**ENTRIES:**
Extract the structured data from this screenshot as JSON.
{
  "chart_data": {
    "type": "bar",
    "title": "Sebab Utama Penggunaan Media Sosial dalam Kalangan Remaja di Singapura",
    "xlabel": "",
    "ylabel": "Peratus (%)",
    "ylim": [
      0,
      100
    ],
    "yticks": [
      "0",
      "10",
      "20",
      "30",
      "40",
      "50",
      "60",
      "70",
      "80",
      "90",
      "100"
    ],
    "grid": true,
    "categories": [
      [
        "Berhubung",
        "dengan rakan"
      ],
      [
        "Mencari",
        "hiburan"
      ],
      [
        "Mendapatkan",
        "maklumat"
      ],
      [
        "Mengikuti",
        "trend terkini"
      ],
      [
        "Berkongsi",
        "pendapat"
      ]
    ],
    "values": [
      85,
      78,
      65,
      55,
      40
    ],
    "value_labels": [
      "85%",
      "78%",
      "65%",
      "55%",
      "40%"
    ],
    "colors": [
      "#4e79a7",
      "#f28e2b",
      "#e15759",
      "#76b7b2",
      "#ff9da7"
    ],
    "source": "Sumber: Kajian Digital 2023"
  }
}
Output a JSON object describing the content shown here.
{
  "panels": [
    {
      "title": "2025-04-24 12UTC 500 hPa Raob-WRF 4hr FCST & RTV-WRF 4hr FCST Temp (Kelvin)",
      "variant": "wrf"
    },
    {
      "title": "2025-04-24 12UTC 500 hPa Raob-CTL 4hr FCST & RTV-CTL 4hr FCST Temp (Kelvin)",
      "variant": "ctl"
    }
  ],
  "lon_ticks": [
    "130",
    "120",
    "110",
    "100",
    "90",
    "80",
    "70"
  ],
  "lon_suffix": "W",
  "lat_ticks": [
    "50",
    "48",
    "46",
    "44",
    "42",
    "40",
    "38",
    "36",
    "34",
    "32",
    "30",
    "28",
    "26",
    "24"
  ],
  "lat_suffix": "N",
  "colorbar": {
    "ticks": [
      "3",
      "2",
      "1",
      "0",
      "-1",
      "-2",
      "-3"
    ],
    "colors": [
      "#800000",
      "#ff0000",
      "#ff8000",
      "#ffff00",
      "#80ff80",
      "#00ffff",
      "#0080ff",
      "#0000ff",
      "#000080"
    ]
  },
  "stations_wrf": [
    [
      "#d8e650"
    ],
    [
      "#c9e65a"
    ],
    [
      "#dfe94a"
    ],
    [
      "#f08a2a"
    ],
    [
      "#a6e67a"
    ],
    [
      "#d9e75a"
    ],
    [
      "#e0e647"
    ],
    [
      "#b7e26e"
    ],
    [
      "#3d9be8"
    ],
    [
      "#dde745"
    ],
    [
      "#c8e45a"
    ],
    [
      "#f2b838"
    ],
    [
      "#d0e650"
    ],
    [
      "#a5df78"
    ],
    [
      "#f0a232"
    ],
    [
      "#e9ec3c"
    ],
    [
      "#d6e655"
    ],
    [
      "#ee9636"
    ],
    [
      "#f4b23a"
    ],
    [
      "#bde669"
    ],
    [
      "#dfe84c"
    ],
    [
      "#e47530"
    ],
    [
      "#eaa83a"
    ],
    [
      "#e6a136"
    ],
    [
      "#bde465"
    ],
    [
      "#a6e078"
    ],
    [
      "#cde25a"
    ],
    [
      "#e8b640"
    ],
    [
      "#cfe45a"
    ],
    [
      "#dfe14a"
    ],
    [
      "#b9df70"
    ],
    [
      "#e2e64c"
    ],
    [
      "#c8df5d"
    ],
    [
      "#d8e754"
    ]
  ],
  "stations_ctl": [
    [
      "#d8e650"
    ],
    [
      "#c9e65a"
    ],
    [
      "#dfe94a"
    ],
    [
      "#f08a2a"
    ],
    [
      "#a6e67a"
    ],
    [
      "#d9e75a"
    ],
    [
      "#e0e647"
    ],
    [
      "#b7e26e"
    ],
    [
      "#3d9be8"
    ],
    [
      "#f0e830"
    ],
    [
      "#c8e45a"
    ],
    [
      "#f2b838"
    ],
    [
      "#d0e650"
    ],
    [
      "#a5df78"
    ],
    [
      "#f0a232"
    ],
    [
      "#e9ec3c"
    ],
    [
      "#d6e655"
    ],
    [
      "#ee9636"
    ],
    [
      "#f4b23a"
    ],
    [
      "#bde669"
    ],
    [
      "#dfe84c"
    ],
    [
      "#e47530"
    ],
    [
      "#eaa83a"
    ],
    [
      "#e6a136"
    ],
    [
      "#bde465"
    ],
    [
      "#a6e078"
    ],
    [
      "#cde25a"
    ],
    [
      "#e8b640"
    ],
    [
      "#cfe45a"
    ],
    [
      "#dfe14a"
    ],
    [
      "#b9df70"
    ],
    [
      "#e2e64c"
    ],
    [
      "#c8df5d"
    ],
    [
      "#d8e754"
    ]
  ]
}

**OBJECTIVE:** Return every line containing "title".

**REPLY:**
    "title": "Sebab Utama Penggunaan Media Sosial dalam Kalangan Remaja di Singapura",
      "title": "2025-04-24 12UTC 500 hPa Raob-WRF 4hr FCST & RTV-WRF 4hr FCST Temp (Kelvin)",
      "title": "2025-04-24 12UTC 500 hPa Raob-CTL 4hr FCST & RTV-CTL 4hr FCST Temp (Kelvin)",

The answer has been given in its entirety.